**PROBLEM**
Search the material for the string "Oxford" and copy each line where it occurs.

**RECORDS TO PROCESS**

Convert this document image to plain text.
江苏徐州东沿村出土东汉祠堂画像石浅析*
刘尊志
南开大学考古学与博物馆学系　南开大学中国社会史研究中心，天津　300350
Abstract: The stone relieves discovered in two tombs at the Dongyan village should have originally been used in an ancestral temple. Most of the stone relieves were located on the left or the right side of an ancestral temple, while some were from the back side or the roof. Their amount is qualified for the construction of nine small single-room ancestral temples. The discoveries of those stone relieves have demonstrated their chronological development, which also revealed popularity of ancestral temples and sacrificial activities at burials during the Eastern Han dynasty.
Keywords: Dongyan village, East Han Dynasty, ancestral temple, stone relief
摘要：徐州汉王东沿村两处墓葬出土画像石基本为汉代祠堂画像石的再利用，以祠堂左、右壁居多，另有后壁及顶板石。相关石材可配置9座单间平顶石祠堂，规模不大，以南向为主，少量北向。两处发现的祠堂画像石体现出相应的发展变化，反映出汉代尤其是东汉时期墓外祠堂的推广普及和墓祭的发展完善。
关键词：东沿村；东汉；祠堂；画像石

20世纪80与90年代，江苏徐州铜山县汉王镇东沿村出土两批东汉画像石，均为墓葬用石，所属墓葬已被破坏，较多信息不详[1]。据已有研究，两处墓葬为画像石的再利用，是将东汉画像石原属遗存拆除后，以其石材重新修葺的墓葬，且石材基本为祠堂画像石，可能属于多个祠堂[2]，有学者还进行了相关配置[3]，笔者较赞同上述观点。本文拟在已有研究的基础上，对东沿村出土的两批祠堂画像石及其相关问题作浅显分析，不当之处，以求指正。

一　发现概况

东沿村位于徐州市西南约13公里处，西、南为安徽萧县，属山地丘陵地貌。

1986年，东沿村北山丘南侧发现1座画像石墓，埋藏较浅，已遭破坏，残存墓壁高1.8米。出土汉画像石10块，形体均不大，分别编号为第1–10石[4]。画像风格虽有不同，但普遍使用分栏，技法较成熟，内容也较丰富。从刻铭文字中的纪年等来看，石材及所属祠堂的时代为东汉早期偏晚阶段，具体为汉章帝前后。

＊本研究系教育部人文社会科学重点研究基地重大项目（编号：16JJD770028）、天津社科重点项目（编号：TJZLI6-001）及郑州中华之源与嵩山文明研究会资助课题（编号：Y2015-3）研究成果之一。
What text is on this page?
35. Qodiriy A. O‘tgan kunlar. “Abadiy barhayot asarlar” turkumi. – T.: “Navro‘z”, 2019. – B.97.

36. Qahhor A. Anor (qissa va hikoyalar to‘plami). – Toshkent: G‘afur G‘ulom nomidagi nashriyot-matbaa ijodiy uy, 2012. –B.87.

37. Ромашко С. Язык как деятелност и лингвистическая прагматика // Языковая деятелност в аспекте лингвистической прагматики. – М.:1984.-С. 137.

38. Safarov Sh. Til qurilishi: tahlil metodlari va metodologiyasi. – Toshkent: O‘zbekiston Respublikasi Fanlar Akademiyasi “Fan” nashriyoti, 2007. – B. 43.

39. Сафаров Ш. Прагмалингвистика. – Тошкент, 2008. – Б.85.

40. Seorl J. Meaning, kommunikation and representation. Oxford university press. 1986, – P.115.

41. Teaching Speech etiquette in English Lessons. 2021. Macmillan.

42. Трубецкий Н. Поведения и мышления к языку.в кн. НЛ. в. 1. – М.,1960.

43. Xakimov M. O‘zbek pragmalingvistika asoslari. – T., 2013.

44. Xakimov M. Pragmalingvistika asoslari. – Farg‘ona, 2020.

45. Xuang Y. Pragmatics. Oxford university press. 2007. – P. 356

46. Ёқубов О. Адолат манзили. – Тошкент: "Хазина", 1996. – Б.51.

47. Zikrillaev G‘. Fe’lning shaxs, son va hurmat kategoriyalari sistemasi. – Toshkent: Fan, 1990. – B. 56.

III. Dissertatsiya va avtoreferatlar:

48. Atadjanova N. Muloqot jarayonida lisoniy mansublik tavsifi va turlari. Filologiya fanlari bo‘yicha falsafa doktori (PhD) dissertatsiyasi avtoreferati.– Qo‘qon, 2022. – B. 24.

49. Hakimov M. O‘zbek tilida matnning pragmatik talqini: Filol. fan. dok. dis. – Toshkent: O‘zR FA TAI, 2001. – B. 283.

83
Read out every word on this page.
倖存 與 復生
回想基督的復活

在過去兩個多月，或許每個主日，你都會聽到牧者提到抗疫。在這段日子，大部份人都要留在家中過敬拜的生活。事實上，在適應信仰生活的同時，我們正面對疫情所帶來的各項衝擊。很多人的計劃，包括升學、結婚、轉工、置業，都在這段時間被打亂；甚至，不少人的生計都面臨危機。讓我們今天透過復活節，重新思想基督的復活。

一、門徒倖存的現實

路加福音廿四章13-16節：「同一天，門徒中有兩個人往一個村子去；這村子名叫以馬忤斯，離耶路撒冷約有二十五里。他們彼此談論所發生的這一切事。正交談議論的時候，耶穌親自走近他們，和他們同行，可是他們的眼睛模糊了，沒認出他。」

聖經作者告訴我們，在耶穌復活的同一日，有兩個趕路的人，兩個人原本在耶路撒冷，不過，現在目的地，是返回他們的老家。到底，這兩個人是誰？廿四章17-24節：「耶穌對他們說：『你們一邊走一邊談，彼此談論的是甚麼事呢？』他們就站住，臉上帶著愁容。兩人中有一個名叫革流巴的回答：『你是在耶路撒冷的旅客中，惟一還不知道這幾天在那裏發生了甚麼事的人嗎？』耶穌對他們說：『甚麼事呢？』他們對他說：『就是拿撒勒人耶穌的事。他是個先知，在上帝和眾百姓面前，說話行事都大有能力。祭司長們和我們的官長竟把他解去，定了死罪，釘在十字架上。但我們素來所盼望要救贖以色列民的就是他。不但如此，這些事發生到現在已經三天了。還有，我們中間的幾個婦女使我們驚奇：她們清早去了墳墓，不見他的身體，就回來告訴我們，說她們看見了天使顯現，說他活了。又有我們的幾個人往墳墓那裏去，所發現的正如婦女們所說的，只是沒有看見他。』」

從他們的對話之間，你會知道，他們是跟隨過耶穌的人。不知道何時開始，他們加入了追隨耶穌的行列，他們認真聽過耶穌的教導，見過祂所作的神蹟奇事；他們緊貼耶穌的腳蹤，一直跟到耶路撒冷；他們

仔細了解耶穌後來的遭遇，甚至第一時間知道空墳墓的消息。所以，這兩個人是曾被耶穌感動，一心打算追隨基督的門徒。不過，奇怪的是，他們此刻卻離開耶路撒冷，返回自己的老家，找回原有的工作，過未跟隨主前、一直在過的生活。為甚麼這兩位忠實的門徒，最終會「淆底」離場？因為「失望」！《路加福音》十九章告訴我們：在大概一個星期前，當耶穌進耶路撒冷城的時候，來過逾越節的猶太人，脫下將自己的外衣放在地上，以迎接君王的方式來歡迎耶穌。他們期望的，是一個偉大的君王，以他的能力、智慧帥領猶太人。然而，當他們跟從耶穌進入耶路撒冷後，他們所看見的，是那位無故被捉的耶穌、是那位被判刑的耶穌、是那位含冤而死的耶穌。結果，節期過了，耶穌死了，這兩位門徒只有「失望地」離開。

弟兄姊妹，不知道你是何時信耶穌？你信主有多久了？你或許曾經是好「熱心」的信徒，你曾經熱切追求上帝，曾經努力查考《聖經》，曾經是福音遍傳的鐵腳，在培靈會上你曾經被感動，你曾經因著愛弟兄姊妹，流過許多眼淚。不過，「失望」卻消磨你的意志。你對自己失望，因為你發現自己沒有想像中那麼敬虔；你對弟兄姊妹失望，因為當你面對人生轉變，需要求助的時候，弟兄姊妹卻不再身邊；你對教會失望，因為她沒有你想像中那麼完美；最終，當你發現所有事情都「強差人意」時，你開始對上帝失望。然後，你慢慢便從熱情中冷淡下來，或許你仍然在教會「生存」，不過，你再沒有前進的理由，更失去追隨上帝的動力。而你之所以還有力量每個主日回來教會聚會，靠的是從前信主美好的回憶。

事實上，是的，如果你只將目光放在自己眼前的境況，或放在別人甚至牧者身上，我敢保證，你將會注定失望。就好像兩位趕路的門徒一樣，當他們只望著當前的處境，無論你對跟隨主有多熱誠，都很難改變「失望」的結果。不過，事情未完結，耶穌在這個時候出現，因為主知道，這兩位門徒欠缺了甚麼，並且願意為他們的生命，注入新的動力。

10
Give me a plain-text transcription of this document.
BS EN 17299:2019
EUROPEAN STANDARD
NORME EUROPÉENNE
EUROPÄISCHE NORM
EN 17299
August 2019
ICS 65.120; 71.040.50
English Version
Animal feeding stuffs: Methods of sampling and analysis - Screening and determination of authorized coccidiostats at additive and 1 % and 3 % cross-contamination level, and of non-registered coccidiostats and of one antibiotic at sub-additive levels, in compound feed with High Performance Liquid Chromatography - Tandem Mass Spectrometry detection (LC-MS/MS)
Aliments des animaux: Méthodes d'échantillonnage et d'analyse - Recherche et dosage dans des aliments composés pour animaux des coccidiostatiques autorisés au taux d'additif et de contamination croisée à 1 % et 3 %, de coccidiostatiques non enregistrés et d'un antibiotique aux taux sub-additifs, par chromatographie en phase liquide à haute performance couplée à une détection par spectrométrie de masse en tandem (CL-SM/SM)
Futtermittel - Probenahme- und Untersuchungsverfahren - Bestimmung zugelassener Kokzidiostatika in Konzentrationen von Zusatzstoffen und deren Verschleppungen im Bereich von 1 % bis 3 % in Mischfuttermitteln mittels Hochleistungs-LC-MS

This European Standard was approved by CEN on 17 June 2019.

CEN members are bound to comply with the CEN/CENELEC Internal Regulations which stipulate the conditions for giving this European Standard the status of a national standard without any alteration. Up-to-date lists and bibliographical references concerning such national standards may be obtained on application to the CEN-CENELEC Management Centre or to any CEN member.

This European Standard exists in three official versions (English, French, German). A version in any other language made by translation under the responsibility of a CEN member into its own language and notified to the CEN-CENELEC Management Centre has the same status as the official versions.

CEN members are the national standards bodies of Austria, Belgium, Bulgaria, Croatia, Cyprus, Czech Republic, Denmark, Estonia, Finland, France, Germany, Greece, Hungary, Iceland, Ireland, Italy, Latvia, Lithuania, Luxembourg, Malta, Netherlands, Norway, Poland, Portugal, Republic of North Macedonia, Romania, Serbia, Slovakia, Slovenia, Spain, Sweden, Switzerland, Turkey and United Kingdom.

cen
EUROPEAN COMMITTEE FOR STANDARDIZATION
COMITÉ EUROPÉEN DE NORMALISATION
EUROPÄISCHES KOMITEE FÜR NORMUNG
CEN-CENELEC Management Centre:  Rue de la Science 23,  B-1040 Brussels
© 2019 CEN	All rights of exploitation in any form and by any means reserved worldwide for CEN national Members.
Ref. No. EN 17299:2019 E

**EXERCISE RESULT**
40. Seorl J. Meaning, kommunikation and representation. Oxford university press. 1986, – P.115.
45. Xuang Y. Pragmatics. Oxford university press. 2007. – P. 356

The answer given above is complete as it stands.